▸ Exercise data:

──────────────────────────────

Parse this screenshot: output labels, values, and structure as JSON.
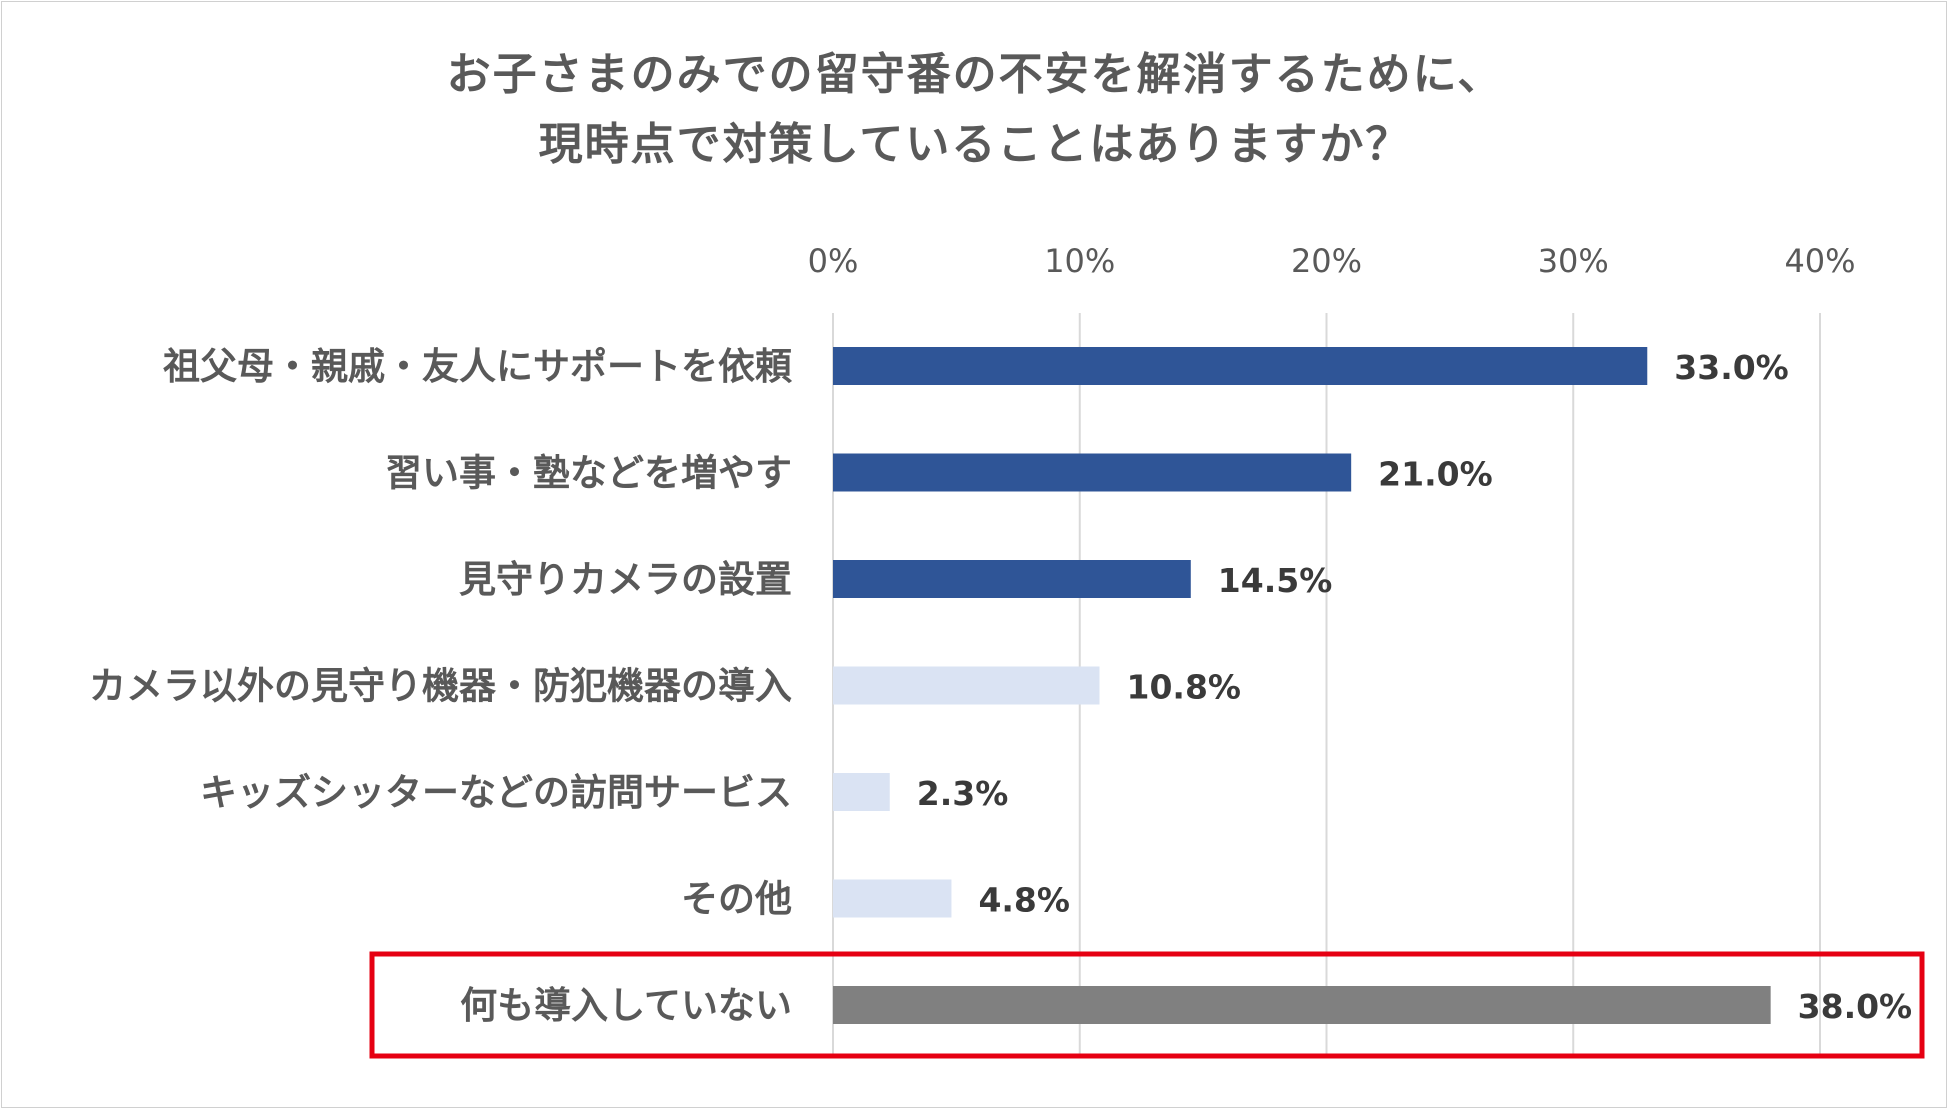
{
  "chart_data": {
    "type": "bar",
    "orientation": "horizontal",
    "title": [
      "お子さまのみでの留守番の不安を解消するために、",
      "現時点で対策していることはありますか？"
    ],
    "xlim": [
      0,
      40
    ],
    "x_ticks": [
      "0%",
      "10%",
      "20%",
      "30%",
      "40%"
    ],
    "x_tick_values": [
      0,
      10,
      20,
      30,
      40
    ],
    "grid": true,
    "categories": [
      "祖父母・親戚・友人にサポートを依頼",
      "習い事・塾などを増やす",
      "見守りカメラの設置",
      "カメラ以外の見守り機器・防犯機器の導入",
      "キッズシッターなどの訪問サービス",
      "その他",
      "何も導入していない"
    ],
    "values": [
      33.0,
      21.0,
      14.5,
      10.8,
      2.3,
      4.8,
      38.0
    ],
    "value_labels": [
      "33.0%",
      "21.0%",
      "14.5%",
      "10.8%",
      "2.3%",
      "4.8%",
      "38.0%"
    ],
    "bar_colors": [
      "#2f5597",
      "#2f5597",
      "#2f5597",
      "#dae3f3",
      "#dae3f3",
      "#dae3f3",
      "#808080"
    ],
    "highlight_index": 6,
    "highlight_color": "#e60012",
    "grid_color": "#d9d9d9"
  }
}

──────────────────────────────

Retype each record exactly as it stands, but do not include the pictures.

Parse this screenshot: output labels, values, and structure as JSON.
{
  "chart_data": {
    "type": "bar",
    "orientation": "horizontal",
    "title": [
      "お子さまのみでの留守番の不安を解消するために、",
      "現時点で対策していることはありますか？"
    ],
    "xlim": [
      0,
      40
    ],
    "x_ticks": [
      "0%",
      "10%",
      "20%",
      "30%",
      "40%"
    ],
    "x_tick_values": [
      0,
      10,
      20,
      30,
      40
    ],
    "grid": true,
    "categories": [
      "祖父母・親戚・友人にサポートを依頼",
      "習い事・塾などを増やす",
      "見守りカメラの設置",
      "カメラ以外の見守り機器・防犯機器の導入",
      "キッズシッターなどの訪問サービス",
      "その他",
      "何も導入していない"
    ],
    "values": [
      33.0,
      21.0,
      14.5,
      10.8,
      2.3,
      4.8,
      38.0
    ],
    "value_labels": [
      "33.0%",
      "21.0%",
      "14.5%",
      "10.8%",
      "2.3%",
      "4.8%",
      "38.0%"
    ],
    "bar_colors": [
      "#2f5597",
      "#2f5597",
      "#2f5597",
      "#dae3f3",
      "#dae3f3",
      "#dae3f3",
      "#808080"
    ],
    "highlight_index": 6,
    "highlight_color": "#e60012",
    "grid_color": "#d9d9d9"
  }
}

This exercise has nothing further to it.